GIVEN EXERCISE: Return each line of the records with nothing changed, pictures excepted.

GIVEN INFORMATION:
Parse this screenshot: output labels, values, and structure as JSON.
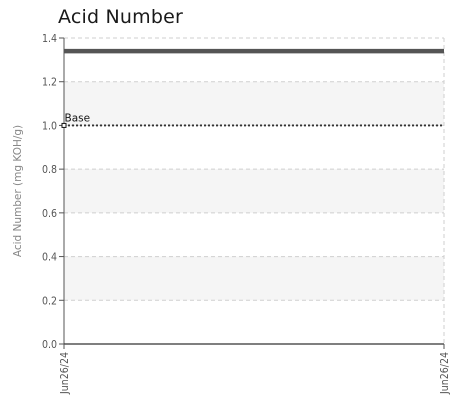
{
  "chart_data": {
    "type": "line",
    "title": "Acid Number",
    "ylabel": "Acid Number (mg KOH/g)",
    "xlabel": "",
    "ylim": [
      0,
      1.4
    ],
    "yticks": [
      "0.0",
      "0.2",
      "0.4",
      "0.6",
      "0.8",
      "1.0",
      "1.2",
      "1.4"
    ],
    "ytick_values": [
      0.0,
      0.2,
      0.4,
      0.6,
      0.8,
      1.0,
      1.2,
      1.4
    ],
    "categories": [
      "Jun26/24",
      "Jun26/24"
    ],
    "series": [
      {
        "values": [
          1.34,
          1.34
        ],
        "color": "#555555",
        "style": "solid-thick"
      }
    ],
    "reference_lines": [
      {
        "name": "Base",
        "value": 1.0,
        "color": "#333333",
        "style": "dotted"
      }
    ],
    "grid": true,
    "band_color": "#f5f5f5"
  }
}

RESPONSE TO THIS TASK:
Parse this screenshot: output labels, values, and structure as JSON.
{
  "chart_data": {
    "type": "line",
    "title": "Acid Number",
    "ylabel": "Acid Number (mg KOH/g)",
    "xlabel": "",
    "ylim": [
      0,
      1.4
    ],
    "yticks": [
      "0.0",
      "0.2",
      "0.4",
      "0.6",
      "0.8",
      "1.0",
      "1.2",
      "1.4"
    ],
    "ytick_values": [
      0.0,
      0.2,
      0.4,
      0.6,
      0.8,
      1.0,
      1.2,
      1.4
    ],
    "categories": [
      "Jun26/24",
      "Jun26/24"
    ],
    "series": [
      {
        "values": [
          1.34,
          1.34
        ],
        "color": "#555555",
        "style": "solid-thick"
      }
    ],
    "reference_lines": [
      {
        "name": "Base",
        "value": 1.0,
        "color": "#333333",
        "style": "dotted"
      }
    ],
    "grid": true,
    "band_color": "#f5f5f5"
  }
}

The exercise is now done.